- **The exercise**:
Find each line containing the string "Quadrant". Copy it.

[Source data]

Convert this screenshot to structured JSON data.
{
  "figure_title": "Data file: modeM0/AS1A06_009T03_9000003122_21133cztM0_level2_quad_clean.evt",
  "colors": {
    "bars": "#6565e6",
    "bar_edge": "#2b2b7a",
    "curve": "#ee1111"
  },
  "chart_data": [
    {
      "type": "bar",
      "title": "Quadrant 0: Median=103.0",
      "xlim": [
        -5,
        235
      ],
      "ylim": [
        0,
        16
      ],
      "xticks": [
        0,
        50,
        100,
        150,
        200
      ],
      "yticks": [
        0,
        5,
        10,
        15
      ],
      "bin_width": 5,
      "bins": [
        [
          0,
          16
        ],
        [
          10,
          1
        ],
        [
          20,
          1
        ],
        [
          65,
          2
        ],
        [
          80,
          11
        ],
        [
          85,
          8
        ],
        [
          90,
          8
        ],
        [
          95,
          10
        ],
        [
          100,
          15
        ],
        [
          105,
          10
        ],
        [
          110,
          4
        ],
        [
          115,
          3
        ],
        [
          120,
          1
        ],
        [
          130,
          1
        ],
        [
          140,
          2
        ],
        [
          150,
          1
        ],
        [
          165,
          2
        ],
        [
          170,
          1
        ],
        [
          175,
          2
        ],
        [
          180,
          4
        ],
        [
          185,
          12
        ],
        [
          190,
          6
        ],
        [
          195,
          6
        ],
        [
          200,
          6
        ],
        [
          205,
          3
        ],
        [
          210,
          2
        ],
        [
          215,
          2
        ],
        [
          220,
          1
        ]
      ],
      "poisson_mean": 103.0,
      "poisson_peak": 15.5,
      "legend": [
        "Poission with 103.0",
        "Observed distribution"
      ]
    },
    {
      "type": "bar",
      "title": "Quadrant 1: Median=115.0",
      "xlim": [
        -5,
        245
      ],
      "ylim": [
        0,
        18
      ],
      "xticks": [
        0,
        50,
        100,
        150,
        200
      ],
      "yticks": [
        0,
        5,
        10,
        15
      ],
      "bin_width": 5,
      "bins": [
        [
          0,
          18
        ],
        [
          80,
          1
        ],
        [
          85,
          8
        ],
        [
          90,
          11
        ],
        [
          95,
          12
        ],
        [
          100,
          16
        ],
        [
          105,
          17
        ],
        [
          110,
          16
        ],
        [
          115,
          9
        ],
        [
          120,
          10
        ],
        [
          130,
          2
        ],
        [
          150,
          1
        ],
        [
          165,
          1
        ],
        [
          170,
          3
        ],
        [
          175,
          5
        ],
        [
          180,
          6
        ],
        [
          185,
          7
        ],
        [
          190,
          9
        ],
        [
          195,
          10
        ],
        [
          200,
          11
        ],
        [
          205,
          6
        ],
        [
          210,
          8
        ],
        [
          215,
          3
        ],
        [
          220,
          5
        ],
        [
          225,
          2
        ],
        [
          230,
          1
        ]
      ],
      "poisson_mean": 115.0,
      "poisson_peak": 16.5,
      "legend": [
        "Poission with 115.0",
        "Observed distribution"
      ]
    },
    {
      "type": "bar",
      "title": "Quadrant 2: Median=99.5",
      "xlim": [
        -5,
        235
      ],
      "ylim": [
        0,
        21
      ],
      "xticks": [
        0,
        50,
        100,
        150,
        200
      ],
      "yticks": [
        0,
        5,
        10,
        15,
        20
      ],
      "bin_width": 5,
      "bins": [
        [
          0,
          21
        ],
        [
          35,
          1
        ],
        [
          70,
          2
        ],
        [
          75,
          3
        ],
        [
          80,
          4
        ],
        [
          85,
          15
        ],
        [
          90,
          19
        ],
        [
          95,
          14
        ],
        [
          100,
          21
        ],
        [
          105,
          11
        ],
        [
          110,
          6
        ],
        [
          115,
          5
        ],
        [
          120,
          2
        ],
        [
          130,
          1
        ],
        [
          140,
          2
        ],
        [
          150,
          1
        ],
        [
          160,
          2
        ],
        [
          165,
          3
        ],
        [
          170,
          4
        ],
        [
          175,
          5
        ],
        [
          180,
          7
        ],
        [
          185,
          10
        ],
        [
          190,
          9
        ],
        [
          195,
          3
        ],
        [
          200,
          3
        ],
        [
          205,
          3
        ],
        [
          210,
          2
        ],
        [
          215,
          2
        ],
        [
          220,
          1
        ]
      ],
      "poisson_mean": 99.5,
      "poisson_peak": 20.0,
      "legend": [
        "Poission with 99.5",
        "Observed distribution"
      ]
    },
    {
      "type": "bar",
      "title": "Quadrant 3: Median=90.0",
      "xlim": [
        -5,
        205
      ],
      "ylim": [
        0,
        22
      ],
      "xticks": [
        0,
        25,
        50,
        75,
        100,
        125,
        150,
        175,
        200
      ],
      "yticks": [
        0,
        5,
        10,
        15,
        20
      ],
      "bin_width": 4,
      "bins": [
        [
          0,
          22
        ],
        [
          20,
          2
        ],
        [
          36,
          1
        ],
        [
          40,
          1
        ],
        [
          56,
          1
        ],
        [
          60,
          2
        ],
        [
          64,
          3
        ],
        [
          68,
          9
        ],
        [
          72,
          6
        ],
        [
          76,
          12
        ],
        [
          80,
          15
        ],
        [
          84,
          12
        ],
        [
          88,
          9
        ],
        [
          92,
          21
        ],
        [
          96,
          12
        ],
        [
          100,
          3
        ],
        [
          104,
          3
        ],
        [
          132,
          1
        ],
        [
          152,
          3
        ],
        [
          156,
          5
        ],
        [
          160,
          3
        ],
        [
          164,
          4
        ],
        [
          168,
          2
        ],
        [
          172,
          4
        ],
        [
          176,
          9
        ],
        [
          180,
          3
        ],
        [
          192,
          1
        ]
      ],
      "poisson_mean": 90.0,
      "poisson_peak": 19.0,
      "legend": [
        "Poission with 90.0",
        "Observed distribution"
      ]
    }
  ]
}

- **Right answer**:
      "title": "Quadrant 0: Median=103.0",
      "title": "Quadrant 1: Median=115.0",
      "title": "Quadrant 2: Median=99.5",
      "title": "Quadrant 3: Median=90.0",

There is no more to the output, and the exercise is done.